**TASK DESCRIPTION**
Search the entries for the word "Einkommenseinbußen" and pull out each line that has it.

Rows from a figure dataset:
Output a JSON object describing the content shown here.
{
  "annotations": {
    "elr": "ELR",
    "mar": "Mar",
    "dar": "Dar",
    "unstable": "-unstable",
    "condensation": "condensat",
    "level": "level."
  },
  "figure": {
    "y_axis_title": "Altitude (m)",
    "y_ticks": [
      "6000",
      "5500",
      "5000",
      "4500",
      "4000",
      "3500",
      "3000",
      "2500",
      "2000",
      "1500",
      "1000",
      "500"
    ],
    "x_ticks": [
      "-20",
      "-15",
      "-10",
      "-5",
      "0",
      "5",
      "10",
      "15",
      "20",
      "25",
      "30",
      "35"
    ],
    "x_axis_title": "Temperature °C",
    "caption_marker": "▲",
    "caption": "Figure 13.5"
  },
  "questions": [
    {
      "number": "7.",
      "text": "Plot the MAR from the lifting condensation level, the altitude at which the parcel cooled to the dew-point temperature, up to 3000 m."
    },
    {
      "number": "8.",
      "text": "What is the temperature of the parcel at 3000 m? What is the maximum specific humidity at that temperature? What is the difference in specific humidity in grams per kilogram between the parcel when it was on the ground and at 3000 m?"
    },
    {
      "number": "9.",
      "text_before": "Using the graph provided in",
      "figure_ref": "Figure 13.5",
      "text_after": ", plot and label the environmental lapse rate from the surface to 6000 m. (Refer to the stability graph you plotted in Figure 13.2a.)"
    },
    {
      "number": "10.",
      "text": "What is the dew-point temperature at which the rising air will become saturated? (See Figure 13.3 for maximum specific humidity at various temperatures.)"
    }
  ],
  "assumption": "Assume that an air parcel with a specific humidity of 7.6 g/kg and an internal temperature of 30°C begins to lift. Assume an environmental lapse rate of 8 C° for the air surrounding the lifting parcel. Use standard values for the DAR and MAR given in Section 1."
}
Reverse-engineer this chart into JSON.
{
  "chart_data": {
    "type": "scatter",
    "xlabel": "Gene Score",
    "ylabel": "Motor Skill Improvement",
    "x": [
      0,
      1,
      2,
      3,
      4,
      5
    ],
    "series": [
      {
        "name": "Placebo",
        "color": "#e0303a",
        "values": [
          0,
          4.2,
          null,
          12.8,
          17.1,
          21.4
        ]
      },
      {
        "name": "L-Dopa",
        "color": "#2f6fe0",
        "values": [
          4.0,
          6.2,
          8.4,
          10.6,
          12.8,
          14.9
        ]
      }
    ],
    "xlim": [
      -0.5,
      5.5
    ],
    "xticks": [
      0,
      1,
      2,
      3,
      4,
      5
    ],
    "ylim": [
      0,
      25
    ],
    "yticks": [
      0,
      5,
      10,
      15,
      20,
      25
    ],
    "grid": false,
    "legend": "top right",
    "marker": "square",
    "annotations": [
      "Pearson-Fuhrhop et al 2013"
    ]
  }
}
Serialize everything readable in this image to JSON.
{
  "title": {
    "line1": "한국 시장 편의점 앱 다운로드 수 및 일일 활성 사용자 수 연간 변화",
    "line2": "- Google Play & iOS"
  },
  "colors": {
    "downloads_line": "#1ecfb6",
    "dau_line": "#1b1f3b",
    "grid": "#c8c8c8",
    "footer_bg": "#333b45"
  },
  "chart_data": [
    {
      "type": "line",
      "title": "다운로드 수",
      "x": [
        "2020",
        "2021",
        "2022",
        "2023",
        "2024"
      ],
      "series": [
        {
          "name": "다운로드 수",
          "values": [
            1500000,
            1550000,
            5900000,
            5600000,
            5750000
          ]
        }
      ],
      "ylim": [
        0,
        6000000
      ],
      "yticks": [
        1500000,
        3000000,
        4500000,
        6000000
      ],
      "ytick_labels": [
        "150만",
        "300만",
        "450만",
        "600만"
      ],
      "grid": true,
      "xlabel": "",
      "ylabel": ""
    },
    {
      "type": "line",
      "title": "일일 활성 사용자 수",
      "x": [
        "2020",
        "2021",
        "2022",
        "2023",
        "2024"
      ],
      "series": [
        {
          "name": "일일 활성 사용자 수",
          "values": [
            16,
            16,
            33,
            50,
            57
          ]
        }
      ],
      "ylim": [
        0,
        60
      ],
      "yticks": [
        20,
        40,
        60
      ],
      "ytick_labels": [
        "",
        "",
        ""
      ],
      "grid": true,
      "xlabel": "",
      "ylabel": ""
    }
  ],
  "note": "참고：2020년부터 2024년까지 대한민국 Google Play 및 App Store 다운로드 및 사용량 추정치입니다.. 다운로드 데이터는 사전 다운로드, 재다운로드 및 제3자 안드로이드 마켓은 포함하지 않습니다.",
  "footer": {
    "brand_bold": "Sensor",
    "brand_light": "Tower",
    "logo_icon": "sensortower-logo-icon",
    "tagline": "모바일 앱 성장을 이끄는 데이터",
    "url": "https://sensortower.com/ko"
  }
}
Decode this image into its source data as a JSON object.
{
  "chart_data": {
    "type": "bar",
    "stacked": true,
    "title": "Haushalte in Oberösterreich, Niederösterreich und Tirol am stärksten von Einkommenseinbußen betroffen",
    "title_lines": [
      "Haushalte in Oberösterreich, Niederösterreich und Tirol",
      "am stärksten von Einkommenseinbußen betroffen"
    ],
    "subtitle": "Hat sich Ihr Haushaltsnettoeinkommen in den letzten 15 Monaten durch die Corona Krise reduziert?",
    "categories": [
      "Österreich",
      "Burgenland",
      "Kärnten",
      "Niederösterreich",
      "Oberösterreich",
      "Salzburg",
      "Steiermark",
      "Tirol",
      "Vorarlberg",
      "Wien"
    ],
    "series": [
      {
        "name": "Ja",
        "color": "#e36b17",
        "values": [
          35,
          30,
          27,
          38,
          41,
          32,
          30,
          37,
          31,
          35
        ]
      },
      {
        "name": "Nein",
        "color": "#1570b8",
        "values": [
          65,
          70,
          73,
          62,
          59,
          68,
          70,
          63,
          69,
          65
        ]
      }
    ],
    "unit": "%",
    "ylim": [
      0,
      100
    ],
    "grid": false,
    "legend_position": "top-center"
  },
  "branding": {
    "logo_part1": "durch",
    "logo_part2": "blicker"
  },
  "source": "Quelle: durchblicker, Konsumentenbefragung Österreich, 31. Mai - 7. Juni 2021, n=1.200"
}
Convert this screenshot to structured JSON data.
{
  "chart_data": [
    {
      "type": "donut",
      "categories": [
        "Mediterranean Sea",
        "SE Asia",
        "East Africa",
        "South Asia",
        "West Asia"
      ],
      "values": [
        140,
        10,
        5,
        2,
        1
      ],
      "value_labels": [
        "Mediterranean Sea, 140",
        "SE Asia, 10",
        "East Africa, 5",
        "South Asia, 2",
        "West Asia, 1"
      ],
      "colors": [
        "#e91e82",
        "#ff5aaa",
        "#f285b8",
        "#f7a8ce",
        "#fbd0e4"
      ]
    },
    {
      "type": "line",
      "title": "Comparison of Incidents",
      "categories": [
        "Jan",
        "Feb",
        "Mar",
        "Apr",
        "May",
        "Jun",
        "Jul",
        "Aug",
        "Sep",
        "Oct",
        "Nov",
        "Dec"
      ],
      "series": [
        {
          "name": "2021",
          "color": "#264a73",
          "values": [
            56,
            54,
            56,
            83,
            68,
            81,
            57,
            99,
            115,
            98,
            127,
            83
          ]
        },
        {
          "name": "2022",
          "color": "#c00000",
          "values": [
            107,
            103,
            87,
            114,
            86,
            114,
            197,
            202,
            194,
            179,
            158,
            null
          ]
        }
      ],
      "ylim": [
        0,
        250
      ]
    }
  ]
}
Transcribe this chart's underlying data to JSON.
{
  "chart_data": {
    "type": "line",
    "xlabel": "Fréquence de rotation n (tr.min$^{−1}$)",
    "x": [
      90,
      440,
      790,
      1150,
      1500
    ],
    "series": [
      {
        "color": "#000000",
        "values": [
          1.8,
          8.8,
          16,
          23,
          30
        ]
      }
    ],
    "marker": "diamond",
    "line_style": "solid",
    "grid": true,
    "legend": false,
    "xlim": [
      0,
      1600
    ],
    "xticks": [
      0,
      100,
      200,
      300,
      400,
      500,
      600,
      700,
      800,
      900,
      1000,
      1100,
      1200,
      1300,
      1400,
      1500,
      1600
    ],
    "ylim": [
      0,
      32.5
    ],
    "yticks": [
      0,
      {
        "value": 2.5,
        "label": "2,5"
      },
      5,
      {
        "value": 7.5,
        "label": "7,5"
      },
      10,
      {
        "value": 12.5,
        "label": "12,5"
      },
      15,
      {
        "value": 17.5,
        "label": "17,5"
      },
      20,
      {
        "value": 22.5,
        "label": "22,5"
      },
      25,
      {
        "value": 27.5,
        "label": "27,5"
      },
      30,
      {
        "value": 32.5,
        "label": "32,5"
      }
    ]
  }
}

**RESULT OF THIS TASK**
    "title": "Haushalte in Oberösterreich, Niederösterreich und Tirol am stärksten von Einkommenseinbußen betroffen",
      "am stärksten von Einkommenseinbußen betroffen"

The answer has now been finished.